▶ Tarea a realizar
Actualiza el texto sobre el Inca Garcilaso de la Vega: reescríbelo empezando por "Nacido de la" y siguiendo hasta "la piel amarcigada.", con "pelos tiesos" cambiado por "cabellos tiesos".

▶ Fragmento del documento
********

Nacido de la unión de una princesa inca y de un
conquistador español –que nunca la reconoció como legítima esposa-, Gómez
Suarez de Figueroa, o Inca Garcilaso de la Vega, es uno de los primeros
peruanos que sintió en el pecho mestizo el doloroso tironeo de pertenecer a dos
mundos antagónicos: el indio y el español. El Inca no llegó a ubicarse
plenamente en ninguno de los dos. Por ejemplo, el hemisferio español lo
consideraba cuasi indio, (sus amiguitos, hijos de papá y mamá españoles, lo
llamaban cholo) por los pelos tiesos, los rasgos indoamericanos y la piel amarcigada.
Luis Alberto Sánchez –con los políticos de hoy, se
extraña una presencia como la de este egregio aprista- nos muestra la dentrura del
Inca; sus desgarros, sus tristezas y sus breves alegrías, como cuando publicó
la primera parte de sus Comentarios Reales, mucho tiempo después de haberse
hecho capitán del rey con el afán de recuperarle al apellido paterno los
brillos que su padre se encargó de enlodar al mostrarse ladinamente traidor con
tal de salvar su pellejo allá durante la época de la Conquista. Sánchez detalla
con maestra pluma que, gracias a la traición del padre del Inca, el Demonio de
los Andes, el terrible Francisco de Carvajal, fue capturado y descuartizado.

********

▶ Datos extraídos
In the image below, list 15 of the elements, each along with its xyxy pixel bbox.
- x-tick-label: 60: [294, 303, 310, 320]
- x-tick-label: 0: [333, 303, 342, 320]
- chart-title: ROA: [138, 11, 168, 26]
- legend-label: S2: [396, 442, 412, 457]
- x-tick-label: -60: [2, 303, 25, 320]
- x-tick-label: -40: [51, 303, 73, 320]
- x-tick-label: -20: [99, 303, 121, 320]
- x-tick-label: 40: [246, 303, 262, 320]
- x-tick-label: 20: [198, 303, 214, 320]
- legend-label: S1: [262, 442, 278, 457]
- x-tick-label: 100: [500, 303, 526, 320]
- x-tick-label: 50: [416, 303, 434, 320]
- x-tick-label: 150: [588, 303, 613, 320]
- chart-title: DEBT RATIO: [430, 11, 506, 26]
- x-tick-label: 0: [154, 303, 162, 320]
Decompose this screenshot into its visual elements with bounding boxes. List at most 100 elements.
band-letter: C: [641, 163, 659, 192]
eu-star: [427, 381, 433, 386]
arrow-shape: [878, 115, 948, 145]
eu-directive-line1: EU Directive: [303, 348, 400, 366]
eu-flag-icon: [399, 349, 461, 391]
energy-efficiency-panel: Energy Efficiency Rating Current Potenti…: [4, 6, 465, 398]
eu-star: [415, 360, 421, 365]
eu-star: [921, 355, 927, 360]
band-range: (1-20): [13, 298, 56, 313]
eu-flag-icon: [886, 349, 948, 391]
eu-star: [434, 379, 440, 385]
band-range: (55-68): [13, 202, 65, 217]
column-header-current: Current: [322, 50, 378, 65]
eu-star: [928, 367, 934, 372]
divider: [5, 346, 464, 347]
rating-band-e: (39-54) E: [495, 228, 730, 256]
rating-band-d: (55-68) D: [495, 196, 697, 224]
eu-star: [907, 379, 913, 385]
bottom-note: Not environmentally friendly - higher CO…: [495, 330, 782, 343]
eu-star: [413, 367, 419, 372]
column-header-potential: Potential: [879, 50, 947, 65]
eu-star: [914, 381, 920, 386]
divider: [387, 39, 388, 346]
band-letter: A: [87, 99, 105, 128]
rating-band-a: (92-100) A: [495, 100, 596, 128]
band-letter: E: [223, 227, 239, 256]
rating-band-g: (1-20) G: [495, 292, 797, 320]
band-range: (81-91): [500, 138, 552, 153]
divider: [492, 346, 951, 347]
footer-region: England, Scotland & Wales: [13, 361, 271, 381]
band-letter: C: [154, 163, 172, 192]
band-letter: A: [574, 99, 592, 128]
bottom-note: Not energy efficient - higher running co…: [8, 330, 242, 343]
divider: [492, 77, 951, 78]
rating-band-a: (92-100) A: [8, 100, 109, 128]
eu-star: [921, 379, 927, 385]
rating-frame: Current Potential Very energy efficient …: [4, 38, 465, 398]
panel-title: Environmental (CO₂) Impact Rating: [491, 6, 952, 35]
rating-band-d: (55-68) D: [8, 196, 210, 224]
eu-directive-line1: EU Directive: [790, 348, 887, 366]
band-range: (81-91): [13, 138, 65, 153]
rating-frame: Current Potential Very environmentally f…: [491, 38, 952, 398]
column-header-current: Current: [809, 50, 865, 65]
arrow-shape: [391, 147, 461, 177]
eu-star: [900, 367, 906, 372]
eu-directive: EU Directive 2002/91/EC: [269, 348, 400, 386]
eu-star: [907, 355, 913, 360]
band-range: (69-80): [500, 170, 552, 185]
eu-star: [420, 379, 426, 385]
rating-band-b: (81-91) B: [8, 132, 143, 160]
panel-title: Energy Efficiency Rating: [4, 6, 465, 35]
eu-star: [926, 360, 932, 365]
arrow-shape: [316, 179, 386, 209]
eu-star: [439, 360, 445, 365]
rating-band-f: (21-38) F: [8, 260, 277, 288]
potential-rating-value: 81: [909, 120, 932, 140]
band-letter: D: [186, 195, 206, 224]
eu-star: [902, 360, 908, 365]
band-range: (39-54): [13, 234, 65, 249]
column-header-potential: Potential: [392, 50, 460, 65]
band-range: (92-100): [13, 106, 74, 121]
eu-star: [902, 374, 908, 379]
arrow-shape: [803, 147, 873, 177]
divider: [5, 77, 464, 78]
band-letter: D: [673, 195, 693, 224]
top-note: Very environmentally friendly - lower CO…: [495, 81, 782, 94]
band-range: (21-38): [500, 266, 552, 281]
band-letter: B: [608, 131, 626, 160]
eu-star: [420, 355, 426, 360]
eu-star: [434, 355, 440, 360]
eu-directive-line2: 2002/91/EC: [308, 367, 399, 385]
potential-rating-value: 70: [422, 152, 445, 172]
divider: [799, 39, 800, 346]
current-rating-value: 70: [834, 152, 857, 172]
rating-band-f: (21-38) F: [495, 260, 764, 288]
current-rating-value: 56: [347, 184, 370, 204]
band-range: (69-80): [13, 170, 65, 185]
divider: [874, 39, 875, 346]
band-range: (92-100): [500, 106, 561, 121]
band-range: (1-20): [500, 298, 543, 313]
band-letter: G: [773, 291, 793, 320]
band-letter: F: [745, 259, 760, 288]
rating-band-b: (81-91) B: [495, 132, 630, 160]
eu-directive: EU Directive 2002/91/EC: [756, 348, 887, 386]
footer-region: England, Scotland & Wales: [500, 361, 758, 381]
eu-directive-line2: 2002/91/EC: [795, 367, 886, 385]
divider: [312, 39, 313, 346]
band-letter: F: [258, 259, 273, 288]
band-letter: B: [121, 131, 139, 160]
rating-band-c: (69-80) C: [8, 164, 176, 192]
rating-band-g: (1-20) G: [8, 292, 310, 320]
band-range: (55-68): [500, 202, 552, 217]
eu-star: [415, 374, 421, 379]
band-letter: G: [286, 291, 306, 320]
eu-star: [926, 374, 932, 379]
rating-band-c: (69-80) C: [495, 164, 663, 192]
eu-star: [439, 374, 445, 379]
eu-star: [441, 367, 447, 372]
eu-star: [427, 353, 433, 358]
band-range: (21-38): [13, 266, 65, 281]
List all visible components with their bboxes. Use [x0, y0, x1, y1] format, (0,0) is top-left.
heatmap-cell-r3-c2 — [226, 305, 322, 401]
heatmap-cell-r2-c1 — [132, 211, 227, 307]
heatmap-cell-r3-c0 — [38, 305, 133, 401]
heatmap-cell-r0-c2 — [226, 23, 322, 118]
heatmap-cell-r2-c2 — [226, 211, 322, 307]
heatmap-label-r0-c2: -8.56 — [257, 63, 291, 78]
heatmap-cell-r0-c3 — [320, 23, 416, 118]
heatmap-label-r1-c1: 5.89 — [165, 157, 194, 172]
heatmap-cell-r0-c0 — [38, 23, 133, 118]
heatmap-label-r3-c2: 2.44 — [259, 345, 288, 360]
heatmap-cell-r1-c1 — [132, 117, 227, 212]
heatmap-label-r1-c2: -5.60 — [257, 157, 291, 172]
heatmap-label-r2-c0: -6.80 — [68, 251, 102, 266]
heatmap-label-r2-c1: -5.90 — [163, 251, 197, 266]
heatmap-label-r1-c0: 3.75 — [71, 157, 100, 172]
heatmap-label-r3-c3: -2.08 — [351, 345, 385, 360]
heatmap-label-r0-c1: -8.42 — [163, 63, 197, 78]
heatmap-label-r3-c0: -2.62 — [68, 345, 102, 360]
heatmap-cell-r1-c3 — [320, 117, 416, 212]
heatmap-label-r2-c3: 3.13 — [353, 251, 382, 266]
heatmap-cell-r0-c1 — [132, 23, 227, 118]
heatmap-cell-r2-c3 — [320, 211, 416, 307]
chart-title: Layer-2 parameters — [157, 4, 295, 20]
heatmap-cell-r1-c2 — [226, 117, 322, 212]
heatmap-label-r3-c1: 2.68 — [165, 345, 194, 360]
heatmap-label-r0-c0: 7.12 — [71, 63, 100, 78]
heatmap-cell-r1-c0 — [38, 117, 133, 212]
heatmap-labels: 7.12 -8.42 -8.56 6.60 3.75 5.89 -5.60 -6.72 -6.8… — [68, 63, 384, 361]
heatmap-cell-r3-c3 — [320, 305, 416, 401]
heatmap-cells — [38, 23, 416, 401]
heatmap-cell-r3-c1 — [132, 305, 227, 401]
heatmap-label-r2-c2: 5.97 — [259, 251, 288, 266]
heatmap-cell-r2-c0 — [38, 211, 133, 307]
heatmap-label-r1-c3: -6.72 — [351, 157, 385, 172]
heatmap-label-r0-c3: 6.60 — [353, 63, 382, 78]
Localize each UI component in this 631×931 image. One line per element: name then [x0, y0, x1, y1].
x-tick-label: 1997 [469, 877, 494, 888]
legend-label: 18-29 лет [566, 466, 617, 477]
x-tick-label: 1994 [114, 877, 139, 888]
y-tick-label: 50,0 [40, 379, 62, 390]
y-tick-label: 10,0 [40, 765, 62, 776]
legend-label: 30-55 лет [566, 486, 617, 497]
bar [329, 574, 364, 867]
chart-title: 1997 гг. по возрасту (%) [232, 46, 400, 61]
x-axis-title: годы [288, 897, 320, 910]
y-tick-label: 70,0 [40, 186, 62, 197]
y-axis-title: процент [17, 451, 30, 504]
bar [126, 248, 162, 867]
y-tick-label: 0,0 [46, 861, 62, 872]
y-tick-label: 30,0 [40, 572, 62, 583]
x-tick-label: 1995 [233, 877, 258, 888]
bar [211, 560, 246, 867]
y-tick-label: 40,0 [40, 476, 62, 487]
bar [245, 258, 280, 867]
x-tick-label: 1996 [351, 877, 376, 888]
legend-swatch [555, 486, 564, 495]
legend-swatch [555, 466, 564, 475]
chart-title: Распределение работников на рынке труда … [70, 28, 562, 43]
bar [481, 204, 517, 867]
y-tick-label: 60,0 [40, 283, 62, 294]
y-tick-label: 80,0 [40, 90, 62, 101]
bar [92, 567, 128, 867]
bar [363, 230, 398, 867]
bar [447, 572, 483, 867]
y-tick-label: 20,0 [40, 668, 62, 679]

********

▶ Respuesta
Nacido de la unión de una princesa inca y de un
conquistador español –que nunca la reconoció como legítima esposa-, Gómez
Suarez de Figueroa, o Inca Garcilaso de la Vega, es uno de los primeros
peruanos que sintió en el pecho mestizo el doloroso tironeo de pertenecer a dos
mundos antagónicos: el indio y el español. El Inca no llegó a ubicarse
plenamente en ninguno de los dos. Por ejemplo, el hemisferio español lo
consideraba cuasi indio, (sus amiguitos, hijos de papá y mamá españoles, lo
llamaban cholo) por los cabellos tiesos, los rasgos indoamericanos y la piel amarcigada.